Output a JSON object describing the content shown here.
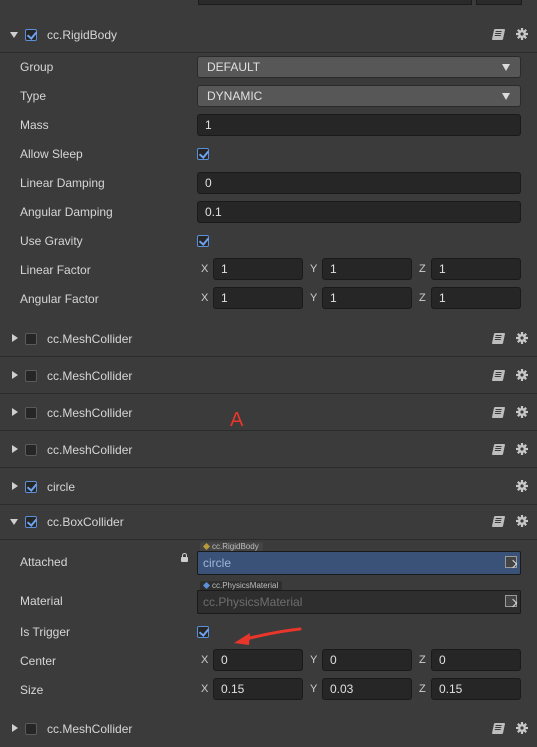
{
  "rigidbody": {
    "title": "cc.RigidBody",
    "props": {
      "group": {
        "label": "Group",
        "value": "DEFAULT"
      },
      "type": {
        "label": "Type",
        "value": "DYNAMIC"
      },
      "mass": {
        "label": "Mass",
        "value": "1"
      },
      "allow_sleep": {
        "label": "Allow Sleep",
        "checked": true
      },
      "linear_damping": {
        "label": "Linear Damping",
        "value": "0"
      },
      "angular_damping": {
        "label": "Angular Damping",
        "value": "0.1"
      },
      "use_gravity": {
        "label": "Use Gravity",
        "checked": true
      },
      "linear_factor": {
        "label": "Linear Factor",
        "x": "1",
        "y": "1",
        "z": "1"
      },
      "angular_factor": {
        "label": "Angular Factor",
        "x": "1",
        "y": "1",
        "z": "1"
      }
    }
  },
  "axis_labels": {
    "x": "X",
    "y": "Y",
    "z": "Z"
  },
  "collapsed_components": [
    {
      "title": "cc.MeshCollider",
      "enabled": false
    },
    {
      "title": "cc.MeshCollider",
      "enabled": false
    },
    {
      "title": "cc.MeshCollider",
      "enabled": false
    },
    {
      "title": "cc.MeshCollider",
      "enabled": false
    },
    {
      "title": "circle",
      "enabled": true
    }
  ],
  "boxcollider": {
    "title": "cc.BoxCollider",
    "props": {
      "attached": {
        "label": "Attached",
        "type_tag": "cc.RigidBody",
        "value": "circle"
      },
      "material": {
        "label": "Material",
        "type_tag": "cc.PhysicsMaterial",
        "placeholder": "cc.PhysicsMaterial"
      },
      "is_trigger": {
        "label": "Is Trigger",
        "checked": true
      },
      "center": {
        "label": "Center",
        "x": "0",
        "y": "0",
        "z": "0"
      },
      "size": {
        "label": "Size",
        "x": "0.15",
        "y": "0.03",
        "z": "0.15"
      }
    }
  },
  "bottom_partial": {
    "title": "cc.MeshCollider"
  },
  "annotation": {
    "letter": "A",
    "color": "#e8362b"
  },
  "colors": {
    "accent_blue": "#5b8fd8",
    "panel_bg": "#3b3b3b",
    "field_bg": "#262626",
    "ref_fill": "#3a5278"
  },
  "icons": {
    "component_help": "book-icon",
    "component_settings": "gear-icon"
  }
}
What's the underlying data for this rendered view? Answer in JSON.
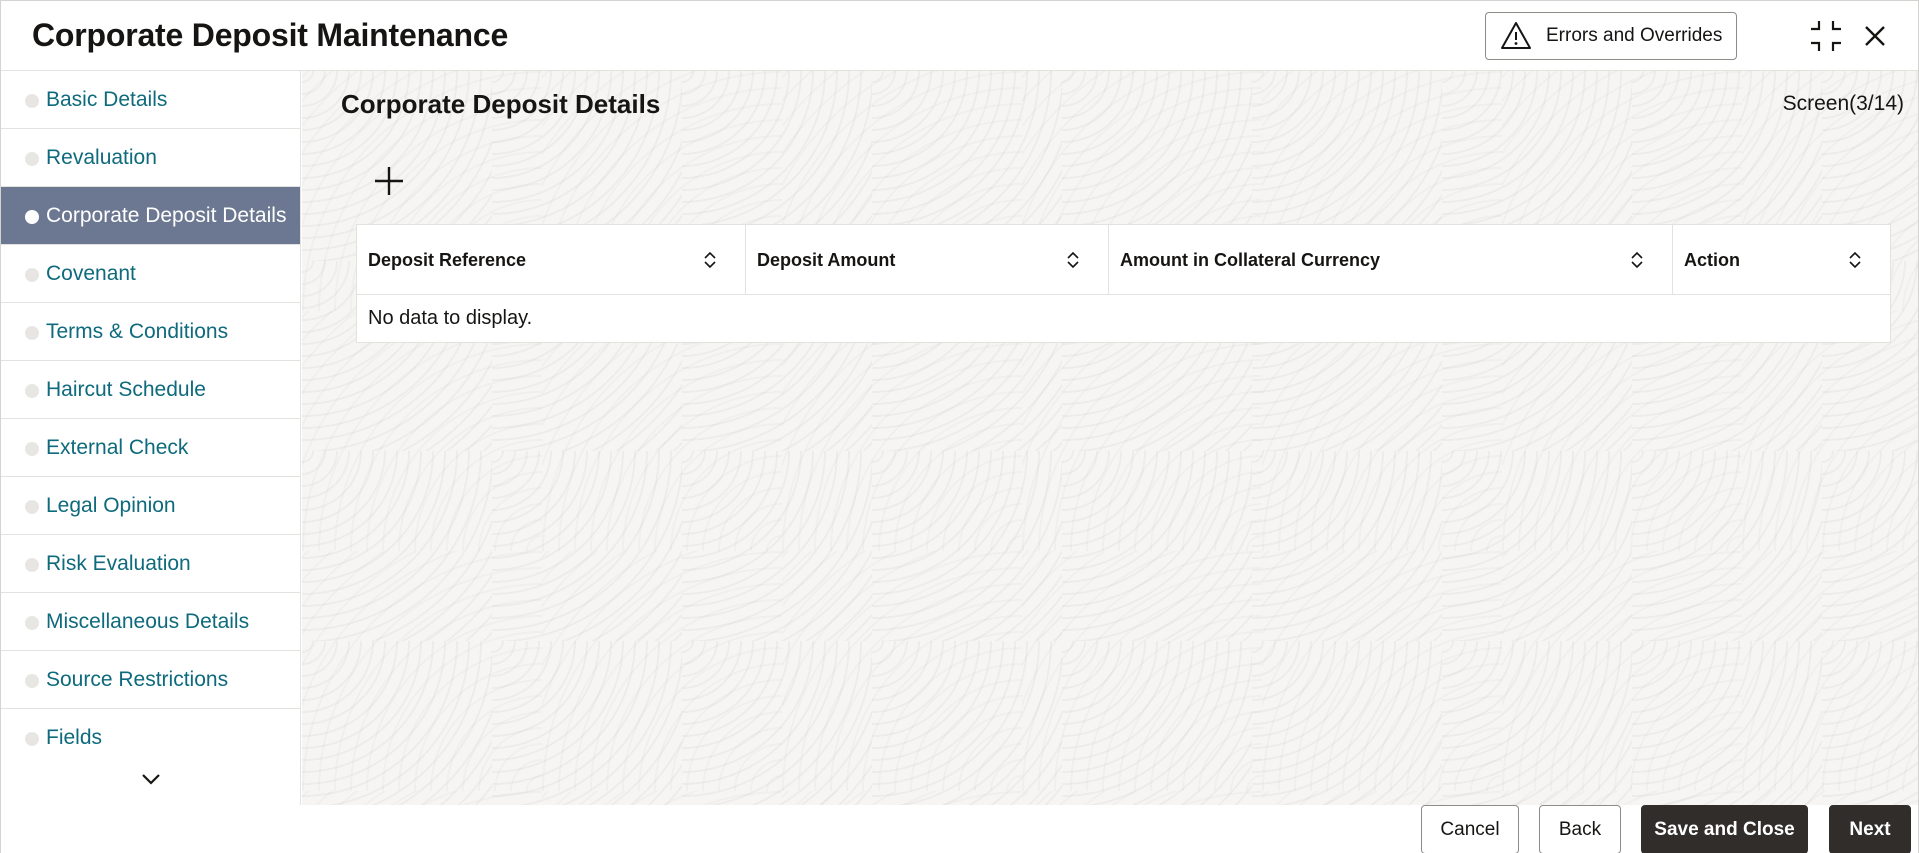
{
  "header": {
    "title": "Corporate Deposit Maintenance",
    "errors_button": "Errors and Overrides"
  },
  "sidebar": {
    "items": [
      {
        "label": "Basic Details",
        "active": false
      },
      {
        "label": "Revaluation",
        "active": false
      },
      {
        "label": "Corporate Deposit Details",
        "active": true
      },
      {
        "label": "Covenant",
        "active": false
      },
      {
        "label": "Terms & Conditions",
        "active": false
      },
      {
        "label": "Haircut Schedule",
        "active": false
      },
      {
        "label": "External Check",
        "active": false
      },
      {
        "label": "Legal Opinion",
        "active": false
      },
      {
        "label": "Risk Evaluation",
        "active": false
      },
      {
        "label": "Miscellaneous Details",
        "active": false
      },
      {
        "label": "Source Restrictions",
        "active": false
      },
      {
        "label": "Fields",
        "active": false
      }
    ]
  },
  "main": {
    "section_title": "Corporate Deposit Details",
    "screen_indicator": "Screen(3/14)",
    "table": {
      "columns": [
        "Deposit Reference",
        "Deposit Amount",
        "Amount in Collateral Currency",
        "Action"
      ],
      "empty_message": "No data to display."
    }
  },
  "footer": {
    "cancel": "Cancel",
    "back": "Back",
    "save_and_close": "Save and Close",
    "next": "Next"
  },
  "colors": {
    "nav_link": "#0e6a7c",
    "nav_active_bg": "#6c7891",
    "primary_button": "#312d2a"
  },
  "icons": {
    "warning": "warning-icon",
    "compress": "compress-icon",
    "close": "close-icon",
    "add": "add-icon",
    "sort": "sort-icon",
    "more": "chevron-down-icon"
  }
}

++++

▶ _CHALLENGE_
Gather every line from the listing above in which the word "Details" appears.

▶ _RESPONSE_
        "label": "Basic Details",
        "label": "Corporate Deposit Details",
        "label": "Miscellaneous Details",
    "section_title": "Corporate Deposit Details",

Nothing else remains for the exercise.